Instructions for the task | Track down every line below that holds "config" and copy it.

Collected data entries
-*-
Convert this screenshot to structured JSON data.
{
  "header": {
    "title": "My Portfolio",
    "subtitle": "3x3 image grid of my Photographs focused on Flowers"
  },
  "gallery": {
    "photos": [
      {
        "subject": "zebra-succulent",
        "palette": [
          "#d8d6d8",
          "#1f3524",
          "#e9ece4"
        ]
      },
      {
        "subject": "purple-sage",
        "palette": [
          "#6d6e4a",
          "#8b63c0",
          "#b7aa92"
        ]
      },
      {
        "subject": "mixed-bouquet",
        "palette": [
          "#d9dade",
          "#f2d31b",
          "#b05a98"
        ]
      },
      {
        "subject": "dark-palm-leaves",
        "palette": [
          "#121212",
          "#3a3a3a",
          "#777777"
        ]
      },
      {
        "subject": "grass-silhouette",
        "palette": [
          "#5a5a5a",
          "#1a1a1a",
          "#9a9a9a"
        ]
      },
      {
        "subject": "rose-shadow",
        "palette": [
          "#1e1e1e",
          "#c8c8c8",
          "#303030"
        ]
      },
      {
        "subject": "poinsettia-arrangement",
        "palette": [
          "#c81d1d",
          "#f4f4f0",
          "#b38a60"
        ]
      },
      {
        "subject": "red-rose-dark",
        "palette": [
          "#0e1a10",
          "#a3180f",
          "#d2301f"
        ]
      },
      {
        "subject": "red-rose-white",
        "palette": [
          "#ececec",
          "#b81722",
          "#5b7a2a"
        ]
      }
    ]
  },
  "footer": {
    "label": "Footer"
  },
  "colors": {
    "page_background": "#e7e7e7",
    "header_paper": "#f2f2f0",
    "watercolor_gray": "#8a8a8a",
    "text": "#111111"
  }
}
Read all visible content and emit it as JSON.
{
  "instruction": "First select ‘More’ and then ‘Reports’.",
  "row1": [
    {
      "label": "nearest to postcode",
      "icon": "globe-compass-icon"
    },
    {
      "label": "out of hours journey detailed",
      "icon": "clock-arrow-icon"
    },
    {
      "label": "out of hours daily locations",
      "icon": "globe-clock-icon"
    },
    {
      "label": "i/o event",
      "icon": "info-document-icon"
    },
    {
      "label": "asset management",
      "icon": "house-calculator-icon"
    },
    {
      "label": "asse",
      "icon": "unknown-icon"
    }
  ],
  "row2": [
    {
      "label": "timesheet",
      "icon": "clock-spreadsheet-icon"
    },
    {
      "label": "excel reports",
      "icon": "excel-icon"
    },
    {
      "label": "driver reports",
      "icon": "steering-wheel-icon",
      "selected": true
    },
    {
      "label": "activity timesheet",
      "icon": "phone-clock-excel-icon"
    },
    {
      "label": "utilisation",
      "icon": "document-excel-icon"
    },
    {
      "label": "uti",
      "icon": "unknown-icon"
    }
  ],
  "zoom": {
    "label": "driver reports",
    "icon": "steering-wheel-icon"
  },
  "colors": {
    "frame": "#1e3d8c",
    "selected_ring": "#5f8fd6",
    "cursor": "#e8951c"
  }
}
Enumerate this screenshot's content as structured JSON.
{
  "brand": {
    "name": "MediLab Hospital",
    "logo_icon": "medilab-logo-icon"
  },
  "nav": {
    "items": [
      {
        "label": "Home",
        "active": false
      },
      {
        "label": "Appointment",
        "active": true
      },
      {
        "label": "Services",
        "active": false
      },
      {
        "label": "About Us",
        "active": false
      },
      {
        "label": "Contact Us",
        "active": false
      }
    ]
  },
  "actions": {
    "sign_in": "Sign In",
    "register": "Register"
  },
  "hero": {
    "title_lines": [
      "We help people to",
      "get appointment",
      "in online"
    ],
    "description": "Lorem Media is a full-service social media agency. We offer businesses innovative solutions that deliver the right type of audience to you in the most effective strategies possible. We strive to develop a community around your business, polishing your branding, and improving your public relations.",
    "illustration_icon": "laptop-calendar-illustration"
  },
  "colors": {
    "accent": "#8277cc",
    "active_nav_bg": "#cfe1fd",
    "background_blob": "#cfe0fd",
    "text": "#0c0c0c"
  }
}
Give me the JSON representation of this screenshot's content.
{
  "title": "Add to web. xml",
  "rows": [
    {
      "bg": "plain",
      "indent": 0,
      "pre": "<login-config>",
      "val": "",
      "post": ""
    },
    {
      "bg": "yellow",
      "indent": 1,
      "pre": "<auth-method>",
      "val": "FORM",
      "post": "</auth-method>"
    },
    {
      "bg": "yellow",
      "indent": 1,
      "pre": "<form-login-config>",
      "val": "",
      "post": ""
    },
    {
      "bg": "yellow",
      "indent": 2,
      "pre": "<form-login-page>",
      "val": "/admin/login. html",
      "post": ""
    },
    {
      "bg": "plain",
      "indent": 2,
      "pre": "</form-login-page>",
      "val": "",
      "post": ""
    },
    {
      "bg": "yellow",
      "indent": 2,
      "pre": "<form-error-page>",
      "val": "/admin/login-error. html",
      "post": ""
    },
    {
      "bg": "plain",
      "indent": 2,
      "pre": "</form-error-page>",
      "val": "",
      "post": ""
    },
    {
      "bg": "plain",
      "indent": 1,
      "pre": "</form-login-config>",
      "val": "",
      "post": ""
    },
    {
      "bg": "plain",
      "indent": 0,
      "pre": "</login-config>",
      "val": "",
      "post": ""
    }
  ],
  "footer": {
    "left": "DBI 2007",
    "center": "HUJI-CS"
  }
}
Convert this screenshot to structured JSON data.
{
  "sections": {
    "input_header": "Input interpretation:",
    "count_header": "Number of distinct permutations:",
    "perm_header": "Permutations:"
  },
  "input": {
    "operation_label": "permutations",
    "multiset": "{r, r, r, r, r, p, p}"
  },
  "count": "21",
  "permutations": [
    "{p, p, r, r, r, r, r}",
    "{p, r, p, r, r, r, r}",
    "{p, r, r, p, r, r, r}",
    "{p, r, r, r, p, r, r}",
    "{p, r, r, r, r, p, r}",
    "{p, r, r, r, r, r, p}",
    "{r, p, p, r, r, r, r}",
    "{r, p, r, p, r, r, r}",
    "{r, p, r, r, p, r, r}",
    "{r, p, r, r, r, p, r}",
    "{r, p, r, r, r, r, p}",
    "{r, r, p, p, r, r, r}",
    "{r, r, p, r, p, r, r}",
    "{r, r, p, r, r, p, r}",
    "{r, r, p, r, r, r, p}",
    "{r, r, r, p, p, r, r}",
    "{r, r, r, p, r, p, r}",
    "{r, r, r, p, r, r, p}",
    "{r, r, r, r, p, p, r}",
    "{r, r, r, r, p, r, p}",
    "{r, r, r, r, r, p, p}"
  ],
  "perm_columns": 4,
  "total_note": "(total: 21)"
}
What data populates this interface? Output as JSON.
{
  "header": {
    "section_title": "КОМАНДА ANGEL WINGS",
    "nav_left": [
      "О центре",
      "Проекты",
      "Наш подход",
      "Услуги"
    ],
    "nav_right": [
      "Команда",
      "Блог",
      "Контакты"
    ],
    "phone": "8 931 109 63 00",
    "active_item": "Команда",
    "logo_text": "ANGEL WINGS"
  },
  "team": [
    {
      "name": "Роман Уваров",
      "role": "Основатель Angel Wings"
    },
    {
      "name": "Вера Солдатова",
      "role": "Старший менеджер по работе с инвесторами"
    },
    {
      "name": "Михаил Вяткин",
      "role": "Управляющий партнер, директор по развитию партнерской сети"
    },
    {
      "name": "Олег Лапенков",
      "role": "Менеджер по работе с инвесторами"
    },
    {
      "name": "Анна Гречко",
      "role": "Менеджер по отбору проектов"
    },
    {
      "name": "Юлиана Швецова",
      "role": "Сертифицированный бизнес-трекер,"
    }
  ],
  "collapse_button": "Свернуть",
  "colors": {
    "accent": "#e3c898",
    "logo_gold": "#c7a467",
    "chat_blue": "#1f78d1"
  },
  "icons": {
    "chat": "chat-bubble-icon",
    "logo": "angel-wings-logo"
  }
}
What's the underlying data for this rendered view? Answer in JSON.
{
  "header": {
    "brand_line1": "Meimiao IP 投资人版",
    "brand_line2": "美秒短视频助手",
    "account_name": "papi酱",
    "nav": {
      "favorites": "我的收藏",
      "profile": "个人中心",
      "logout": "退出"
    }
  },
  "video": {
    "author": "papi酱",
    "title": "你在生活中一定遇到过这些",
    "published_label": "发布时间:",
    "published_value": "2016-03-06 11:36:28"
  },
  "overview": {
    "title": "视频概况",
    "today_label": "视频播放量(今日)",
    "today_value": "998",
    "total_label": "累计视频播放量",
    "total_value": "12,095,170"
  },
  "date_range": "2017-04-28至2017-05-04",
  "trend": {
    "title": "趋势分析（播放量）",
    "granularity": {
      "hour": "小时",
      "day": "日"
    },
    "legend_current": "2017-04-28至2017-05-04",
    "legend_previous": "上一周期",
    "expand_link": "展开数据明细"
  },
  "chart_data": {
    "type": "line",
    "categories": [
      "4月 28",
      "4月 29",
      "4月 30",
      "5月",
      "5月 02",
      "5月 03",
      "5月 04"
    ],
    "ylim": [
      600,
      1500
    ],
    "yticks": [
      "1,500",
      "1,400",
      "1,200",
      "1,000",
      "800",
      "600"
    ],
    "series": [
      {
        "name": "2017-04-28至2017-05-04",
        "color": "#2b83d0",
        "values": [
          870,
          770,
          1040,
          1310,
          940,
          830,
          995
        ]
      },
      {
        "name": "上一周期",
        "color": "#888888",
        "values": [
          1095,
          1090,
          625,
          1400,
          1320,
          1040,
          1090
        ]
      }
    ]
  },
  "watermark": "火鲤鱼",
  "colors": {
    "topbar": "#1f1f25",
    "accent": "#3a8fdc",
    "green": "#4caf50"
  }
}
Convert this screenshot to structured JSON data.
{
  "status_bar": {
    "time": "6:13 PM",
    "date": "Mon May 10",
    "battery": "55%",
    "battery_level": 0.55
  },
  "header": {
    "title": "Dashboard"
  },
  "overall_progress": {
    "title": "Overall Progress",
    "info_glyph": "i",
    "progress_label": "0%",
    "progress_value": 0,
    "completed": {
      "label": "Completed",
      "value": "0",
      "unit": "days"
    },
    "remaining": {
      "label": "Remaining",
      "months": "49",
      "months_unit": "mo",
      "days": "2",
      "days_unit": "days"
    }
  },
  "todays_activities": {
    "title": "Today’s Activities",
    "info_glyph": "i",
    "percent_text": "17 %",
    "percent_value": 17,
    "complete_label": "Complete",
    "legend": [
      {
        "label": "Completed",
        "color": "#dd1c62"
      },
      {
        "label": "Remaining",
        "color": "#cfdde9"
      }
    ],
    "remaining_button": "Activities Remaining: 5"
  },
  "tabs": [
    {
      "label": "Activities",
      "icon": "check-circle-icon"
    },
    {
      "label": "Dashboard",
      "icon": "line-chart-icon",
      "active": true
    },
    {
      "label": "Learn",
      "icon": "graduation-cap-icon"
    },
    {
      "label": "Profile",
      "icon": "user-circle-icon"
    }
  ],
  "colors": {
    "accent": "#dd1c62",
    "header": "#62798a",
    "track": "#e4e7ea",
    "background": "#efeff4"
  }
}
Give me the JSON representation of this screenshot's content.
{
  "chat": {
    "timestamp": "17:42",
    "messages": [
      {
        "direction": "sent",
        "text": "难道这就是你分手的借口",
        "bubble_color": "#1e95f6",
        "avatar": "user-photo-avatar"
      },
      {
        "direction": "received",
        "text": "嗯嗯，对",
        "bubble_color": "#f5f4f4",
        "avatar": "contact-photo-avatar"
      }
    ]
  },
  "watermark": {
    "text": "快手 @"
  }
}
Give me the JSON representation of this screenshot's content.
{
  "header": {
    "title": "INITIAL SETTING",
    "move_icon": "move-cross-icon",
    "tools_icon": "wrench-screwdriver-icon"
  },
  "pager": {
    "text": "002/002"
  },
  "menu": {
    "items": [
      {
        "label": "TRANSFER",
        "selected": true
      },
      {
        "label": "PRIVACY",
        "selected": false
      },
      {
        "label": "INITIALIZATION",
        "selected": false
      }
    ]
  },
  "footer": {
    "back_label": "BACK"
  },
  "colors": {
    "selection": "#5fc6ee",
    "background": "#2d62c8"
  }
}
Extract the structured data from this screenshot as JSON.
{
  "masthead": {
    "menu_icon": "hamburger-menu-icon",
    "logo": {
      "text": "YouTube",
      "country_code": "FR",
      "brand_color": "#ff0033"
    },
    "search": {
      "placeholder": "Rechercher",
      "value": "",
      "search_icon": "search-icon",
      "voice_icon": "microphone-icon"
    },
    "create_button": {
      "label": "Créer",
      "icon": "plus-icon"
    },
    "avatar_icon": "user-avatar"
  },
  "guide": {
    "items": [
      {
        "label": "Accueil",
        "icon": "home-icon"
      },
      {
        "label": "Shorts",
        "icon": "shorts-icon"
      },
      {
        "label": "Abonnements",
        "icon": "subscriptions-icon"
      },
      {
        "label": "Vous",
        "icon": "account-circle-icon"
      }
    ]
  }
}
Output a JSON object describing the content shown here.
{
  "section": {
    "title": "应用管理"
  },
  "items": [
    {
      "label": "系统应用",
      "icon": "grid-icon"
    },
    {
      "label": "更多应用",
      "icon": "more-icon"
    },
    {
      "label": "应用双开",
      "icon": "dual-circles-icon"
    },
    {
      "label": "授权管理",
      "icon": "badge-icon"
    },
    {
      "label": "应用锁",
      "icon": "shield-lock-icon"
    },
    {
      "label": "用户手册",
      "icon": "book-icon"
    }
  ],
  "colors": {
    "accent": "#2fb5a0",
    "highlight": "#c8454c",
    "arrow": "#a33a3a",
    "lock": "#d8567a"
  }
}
-*-
Solution to the problem |
      "pre": "<login-config>",
      "pre": "<form-login-config>",
      "pre": "</form-login-config>",
      "pre": "</login-config>",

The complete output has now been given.